**Work to do:** Retype every entry in its entirety, without alteration.

**Available records:**
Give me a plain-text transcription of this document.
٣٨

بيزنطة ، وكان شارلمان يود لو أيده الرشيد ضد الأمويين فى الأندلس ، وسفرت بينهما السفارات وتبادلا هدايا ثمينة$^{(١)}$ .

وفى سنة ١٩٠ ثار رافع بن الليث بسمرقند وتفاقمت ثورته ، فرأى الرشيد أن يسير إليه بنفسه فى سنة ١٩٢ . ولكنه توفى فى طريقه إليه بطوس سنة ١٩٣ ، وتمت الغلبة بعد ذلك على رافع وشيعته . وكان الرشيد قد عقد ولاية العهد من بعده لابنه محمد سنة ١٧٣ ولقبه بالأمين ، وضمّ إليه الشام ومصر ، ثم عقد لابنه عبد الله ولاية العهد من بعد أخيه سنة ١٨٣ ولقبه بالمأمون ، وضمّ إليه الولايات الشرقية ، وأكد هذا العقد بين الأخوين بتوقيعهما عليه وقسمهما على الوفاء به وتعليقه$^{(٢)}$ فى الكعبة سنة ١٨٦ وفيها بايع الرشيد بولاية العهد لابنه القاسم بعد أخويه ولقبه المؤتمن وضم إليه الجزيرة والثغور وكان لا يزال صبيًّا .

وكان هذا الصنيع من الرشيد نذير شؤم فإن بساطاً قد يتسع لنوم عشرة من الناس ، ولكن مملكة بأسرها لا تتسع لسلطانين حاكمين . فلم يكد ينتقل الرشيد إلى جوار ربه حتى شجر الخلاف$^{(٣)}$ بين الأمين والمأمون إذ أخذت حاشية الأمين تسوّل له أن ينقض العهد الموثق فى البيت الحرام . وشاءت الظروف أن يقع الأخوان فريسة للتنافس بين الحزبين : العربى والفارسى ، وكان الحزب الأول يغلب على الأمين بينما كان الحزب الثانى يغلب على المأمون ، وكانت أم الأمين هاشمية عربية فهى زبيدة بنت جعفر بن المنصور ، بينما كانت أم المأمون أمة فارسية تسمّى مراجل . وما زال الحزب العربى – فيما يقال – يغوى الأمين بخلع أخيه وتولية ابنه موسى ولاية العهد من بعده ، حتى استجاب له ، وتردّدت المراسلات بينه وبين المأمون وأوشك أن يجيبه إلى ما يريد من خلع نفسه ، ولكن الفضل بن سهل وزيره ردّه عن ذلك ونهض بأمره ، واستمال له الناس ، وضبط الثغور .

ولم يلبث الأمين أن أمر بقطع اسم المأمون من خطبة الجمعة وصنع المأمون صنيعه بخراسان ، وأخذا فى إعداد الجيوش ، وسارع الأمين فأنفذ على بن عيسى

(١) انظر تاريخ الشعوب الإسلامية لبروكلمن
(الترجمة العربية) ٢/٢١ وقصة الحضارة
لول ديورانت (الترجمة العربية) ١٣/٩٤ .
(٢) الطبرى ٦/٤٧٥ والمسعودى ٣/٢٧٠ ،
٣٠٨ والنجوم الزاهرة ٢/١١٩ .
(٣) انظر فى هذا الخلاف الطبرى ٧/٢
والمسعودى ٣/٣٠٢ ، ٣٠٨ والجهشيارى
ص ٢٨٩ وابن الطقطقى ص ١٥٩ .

**Exercise answer:**
Give me a plain-text transcription of this document.
٣٨

بيزنطة ، وكان شارلمان يود لو أيده الرشيد ضد الأمويين فى الأندلس ، وسفرت بينهما السفارات وتبادلا هدايا ثمينة$^{(١)}$ .

وفى سنة ١٩٠ ثار رافع بن الليث بسمرقند وتفاقمت ثورته ، فرأى الرشيد أن يسير إليه بنفسه فى سنة ١٩٢ . ولكنه توفى فى طريقه إليه بطوس سنة ١٩٣ ، وتمت الغلبة بعد ذلك على رافع وشيعته . وكان الرشيد قد عقد ولاية العهد من بعده لابنه محمد سنة ١٧٣ ولقبه بالأمين ، وضمّ إليه الشام ومصر ، ثم عقد لابنه عبد الله ولاية العهد من بعد أخيه سنة ١٨٣ ولقبه بالمأمون ، وضمّ إليه الولايات الشرقية ، وأكد هذا العقد بين الأخوين بتوقيعهما عليه وقسمهما على الوفاء به وتعليقه$^{(٢)}$ فى الكعبة سنة ١٨٦ وفيها بايع الرشيد بولاية العهد لابنه القاسم بعد أخويه ولقبه المؤتمن وضم إليه الجزيرة والثغور وكان لا يزال صبيًّا .

وكان هذا الصنيع من الرشيد نذير شؤم فإن بساطاً قد يتسع لنوم عشرة من الناس ، ولكن مملكة بأسرها لا تتسع لسلطانين حاكمين . فلم يكد ينتقل الرشيد إلى جوار ربه حتى شجر الخلاف$^{(٣)}$ بين الأمين والمأمون إذ أخذت حاشية الأمين تسوّل له أن ينقض العهد الموثق فى البيت الحرام . وشاءت الظروف أن يقع الأخوان فريسة للتنافس بين الحزبين : العربى والفارسى ، وكان الحزب الأول يغلب على الأمين بينما كان الحزب الثانى يغلب على المأمون ، وكانت أم الأمين هاشمية عربية فهى زبيدة بنت جعفر بن المنصور ، بينما كانت أم المأمون أمة فارسية تسمّى مراجل . وما زال الحزب العربى – فيما يقال – يغوى الأمين بخلع أخيه وتولية ابنه موسى ولاية العهد من بعده ، حتى استجاب له ، وتردّدت المراسلات بينه وبين المأمون وأوشك أن يجيبه إلى ما يريد من خلع نفسه ، ولكن الفضل بن سهل وزيره ردّه عن ذلك ونهض بأمره ، واستمال له الناس ، وضبط الثغور .

ولم يلبث الأمين أن أمر بقطع اسم المأمون من خطبة الجمعة وصنع المأمون صنيعه بخراسان ، وأخذا فى إعداد الجيوش ، وسارع الأمين فأنفذ على بن عيسى

(١) انظر تاريخ الشعوب الإسلامية لبروكلمن
(الترجمة العربية) ٢/٢١ وقصة الحضارة
لول ديورانت (الترجمة العربية) ١٣/٩٤ .
(٢) الطبرى ٦/٤٧٥ والمسعودى ٣/٢٧٠ ،
٣٠٨ والنجوم الزاهرة ٢/١١٩ .
(٣) انظر فى هذا الخلاف الطبرى ٧/٢
والمسعودى ٣/٣٠٢ ، ٣٠٨ والجهشيارى
ص ٢٨٩ وابن الطقطقى ص ١٥٩ .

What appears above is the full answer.